■ EXERCISE PROMPT: Copy each line in which the string "next" occurs.

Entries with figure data
*****
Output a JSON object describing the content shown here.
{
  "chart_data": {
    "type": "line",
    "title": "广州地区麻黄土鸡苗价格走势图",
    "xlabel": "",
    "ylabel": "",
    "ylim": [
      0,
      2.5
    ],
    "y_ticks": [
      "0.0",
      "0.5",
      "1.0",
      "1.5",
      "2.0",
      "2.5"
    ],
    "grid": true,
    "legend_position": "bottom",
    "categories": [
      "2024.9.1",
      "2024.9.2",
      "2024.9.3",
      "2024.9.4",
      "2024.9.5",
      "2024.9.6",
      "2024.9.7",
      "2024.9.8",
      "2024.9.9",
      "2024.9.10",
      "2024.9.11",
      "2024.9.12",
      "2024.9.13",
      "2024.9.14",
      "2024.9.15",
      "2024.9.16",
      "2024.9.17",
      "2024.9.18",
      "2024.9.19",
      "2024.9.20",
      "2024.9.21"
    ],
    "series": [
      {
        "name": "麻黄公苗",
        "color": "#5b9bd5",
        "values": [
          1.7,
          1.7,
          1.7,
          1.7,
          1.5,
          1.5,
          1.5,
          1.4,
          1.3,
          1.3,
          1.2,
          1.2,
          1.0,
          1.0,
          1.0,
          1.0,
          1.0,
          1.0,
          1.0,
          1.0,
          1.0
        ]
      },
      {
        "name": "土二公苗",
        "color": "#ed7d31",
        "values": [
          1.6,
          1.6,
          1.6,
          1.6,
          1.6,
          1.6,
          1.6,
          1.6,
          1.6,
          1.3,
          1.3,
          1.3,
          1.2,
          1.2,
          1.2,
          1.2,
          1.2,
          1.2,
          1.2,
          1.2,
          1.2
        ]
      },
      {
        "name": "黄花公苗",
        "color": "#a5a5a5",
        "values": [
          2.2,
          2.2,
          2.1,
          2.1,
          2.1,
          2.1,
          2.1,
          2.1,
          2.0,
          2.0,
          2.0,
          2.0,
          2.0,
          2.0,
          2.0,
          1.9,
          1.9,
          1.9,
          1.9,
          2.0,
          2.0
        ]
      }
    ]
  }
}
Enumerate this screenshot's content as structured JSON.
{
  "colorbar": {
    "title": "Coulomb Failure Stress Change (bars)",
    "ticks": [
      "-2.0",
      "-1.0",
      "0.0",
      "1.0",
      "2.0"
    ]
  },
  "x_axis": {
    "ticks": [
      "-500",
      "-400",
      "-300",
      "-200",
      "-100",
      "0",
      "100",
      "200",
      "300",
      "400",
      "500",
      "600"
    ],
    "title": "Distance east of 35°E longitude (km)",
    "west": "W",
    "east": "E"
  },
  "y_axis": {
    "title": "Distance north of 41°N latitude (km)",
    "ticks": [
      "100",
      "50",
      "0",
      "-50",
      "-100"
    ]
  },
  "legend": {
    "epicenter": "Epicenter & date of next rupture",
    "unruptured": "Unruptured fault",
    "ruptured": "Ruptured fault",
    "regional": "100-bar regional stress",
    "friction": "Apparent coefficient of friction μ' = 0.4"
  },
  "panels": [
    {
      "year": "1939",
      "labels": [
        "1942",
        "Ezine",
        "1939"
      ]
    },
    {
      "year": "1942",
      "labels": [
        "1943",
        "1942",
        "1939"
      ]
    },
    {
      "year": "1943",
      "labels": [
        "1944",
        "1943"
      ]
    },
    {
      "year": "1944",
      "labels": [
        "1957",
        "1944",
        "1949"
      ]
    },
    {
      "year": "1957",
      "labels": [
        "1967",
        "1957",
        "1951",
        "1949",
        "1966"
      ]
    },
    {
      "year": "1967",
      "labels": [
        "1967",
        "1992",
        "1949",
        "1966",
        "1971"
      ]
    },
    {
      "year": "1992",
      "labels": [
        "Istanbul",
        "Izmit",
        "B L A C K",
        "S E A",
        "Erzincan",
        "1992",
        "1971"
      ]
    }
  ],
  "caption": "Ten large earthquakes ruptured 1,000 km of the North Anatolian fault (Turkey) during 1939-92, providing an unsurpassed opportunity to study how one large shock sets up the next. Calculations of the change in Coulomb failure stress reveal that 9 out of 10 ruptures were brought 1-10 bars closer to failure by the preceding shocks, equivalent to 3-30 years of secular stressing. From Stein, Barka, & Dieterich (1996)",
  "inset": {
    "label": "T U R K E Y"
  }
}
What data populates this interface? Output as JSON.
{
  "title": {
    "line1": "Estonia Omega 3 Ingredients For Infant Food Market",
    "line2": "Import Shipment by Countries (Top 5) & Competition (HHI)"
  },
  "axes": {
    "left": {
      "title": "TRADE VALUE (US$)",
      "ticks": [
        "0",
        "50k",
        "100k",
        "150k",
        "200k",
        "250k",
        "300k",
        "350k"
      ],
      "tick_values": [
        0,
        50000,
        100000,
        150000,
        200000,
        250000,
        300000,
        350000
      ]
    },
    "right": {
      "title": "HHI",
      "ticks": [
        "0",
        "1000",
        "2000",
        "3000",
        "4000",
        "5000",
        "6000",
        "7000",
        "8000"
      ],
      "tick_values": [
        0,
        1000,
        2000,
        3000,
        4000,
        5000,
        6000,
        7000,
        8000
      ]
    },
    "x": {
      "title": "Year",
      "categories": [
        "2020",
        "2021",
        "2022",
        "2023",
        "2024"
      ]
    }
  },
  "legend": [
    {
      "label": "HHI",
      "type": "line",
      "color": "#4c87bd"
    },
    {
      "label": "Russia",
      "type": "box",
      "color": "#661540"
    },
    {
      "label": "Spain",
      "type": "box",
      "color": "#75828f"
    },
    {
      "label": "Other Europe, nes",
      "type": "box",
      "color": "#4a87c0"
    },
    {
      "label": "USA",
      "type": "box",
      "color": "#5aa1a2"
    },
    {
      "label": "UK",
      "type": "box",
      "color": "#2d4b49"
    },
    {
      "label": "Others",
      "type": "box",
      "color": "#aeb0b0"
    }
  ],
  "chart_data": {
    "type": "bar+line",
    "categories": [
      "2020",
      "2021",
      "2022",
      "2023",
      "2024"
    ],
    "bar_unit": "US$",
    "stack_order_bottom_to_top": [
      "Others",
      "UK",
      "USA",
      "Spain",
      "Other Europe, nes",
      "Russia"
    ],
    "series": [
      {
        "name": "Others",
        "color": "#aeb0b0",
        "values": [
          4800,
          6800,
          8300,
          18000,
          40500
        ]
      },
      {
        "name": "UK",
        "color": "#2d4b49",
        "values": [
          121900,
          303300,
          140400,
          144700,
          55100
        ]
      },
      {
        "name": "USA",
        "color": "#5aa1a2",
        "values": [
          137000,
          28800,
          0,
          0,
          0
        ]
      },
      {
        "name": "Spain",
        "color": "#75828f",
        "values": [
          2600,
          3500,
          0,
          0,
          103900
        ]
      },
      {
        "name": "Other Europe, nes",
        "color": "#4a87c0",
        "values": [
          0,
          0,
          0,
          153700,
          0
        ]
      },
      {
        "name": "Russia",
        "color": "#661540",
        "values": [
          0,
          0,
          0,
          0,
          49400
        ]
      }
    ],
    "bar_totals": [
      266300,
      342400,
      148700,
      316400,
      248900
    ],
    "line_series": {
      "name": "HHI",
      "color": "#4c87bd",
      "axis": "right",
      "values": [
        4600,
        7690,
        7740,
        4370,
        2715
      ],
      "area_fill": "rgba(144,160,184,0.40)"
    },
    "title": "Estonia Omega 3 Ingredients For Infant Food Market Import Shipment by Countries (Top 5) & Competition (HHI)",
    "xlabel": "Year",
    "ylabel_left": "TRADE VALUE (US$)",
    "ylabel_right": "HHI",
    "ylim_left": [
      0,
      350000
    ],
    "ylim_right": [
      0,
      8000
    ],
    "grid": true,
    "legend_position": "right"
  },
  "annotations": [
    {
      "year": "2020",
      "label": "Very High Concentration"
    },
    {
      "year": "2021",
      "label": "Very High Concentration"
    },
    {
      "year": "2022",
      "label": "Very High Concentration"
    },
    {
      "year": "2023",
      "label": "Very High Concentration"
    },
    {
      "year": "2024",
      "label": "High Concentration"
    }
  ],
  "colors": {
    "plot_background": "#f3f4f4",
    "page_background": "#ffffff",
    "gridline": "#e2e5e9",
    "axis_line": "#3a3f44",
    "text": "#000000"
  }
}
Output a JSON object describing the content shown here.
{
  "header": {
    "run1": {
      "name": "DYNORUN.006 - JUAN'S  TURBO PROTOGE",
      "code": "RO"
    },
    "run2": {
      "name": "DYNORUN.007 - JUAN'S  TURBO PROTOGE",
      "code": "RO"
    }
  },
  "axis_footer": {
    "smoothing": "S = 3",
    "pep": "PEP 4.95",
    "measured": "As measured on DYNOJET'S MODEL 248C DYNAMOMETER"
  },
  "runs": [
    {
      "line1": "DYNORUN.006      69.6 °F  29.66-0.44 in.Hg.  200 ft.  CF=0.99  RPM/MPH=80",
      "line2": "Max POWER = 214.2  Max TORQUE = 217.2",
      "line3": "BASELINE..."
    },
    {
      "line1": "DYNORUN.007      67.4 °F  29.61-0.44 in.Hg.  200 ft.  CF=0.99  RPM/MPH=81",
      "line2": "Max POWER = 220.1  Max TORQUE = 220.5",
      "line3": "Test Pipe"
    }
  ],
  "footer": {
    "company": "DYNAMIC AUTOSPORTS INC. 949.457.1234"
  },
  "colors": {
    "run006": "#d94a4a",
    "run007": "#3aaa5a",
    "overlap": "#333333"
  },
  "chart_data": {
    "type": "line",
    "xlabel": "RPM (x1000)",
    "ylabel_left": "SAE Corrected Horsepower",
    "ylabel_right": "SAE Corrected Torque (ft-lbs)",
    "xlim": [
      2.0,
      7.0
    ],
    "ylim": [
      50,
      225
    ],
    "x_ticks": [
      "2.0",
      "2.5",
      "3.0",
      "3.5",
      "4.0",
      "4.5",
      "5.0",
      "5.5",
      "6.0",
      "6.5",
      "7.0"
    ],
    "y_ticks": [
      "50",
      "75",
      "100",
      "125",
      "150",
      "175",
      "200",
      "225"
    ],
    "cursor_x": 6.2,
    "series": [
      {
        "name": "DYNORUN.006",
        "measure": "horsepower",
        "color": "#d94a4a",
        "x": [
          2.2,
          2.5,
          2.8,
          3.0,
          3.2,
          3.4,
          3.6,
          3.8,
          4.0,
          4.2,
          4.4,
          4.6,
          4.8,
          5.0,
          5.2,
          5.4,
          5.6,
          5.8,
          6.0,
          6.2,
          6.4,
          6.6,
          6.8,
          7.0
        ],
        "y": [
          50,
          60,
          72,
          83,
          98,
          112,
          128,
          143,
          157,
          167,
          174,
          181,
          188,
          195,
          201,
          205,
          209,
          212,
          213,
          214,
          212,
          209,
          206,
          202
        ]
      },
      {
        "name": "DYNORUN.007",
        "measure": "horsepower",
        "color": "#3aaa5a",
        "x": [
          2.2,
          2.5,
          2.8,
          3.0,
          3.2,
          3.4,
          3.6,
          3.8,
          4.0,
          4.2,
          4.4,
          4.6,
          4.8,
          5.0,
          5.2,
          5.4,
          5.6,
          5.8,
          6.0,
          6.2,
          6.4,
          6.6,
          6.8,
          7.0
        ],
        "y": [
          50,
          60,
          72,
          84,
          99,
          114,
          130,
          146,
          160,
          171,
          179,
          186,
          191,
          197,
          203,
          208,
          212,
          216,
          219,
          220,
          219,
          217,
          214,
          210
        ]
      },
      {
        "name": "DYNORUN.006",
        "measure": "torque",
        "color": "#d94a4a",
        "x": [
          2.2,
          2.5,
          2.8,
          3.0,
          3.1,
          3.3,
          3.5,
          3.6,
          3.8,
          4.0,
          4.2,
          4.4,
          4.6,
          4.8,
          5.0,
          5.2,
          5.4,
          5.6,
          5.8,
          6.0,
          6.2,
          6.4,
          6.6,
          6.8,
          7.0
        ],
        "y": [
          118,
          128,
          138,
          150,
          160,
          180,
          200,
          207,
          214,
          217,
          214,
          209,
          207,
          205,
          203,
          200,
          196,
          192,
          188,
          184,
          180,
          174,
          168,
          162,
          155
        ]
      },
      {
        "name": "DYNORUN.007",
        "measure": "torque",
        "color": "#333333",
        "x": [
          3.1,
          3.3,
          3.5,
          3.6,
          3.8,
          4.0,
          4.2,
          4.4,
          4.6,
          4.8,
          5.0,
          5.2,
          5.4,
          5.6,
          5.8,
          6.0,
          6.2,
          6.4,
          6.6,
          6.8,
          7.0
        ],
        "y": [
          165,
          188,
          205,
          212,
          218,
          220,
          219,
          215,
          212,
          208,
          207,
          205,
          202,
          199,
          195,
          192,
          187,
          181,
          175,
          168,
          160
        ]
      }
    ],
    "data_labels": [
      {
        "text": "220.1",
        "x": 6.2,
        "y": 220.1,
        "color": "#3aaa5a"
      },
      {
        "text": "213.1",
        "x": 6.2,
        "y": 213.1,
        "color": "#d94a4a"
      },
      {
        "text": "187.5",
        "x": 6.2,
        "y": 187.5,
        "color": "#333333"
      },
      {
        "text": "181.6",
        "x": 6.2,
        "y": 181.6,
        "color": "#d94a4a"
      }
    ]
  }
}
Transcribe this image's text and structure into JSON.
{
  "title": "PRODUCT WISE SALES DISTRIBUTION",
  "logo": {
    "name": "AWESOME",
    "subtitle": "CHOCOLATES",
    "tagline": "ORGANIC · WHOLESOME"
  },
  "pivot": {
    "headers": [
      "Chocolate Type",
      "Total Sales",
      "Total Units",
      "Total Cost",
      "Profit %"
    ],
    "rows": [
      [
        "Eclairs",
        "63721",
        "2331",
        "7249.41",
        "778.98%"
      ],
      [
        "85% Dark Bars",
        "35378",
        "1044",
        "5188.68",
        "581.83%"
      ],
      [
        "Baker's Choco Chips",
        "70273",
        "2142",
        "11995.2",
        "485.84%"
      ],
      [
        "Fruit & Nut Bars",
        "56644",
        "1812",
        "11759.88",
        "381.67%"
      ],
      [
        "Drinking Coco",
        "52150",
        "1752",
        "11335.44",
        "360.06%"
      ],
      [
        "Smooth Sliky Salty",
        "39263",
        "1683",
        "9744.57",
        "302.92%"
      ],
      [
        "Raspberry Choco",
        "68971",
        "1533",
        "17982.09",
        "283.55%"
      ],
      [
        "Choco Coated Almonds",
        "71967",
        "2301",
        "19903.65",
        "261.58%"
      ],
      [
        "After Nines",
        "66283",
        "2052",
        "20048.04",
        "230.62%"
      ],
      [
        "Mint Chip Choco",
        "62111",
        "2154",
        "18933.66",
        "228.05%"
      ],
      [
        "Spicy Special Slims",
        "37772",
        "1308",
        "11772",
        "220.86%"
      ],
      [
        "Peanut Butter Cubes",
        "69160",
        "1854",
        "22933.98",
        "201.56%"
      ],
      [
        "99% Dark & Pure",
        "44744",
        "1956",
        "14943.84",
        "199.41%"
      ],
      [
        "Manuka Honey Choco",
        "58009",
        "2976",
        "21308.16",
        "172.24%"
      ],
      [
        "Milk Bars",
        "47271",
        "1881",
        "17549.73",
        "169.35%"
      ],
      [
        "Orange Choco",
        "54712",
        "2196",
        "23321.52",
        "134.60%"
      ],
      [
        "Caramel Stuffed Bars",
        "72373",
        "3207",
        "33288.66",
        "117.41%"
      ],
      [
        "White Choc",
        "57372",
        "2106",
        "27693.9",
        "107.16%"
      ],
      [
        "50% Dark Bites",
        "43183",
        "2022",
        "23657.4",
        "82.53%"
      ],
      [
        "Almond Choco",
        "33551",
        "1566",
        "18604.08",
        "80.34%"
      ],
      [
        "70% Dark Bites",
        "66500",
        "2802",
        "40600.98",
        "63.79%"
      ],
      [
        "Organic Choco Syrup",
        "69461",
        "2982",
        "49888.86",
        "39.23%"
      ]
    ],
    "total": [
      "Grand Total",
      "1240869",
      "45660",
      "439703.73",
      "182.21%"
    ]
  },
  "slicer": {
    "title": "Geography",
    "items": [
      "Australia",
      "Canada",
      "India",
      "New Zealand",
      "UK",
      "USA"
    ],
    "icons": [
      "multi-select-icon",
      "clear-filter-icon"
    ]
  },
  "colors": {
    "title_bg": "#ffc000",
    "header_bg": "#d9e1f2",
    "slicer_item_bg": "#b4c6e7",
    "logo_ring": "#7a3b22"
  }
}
*****
■ EXERCISE SOLUTION:
    "epicenter": "Epicenter & date of next rupture",
  "caption": "Ten large earthquakes ruptured 1,000 km of the North Anatolian fault (Turkey) during 1939-92, providing an unsurpassed opportunity to study how one large shock sets up the next. Calculations of the change in Coulomb failure stress reveal that 9 out of 10 ruptures were brought 1-10 bars closer to failure by the preceding shocks, equivalent to 3-30 years of secular stressing. From Stein, Barka, & Dieterich (1996)",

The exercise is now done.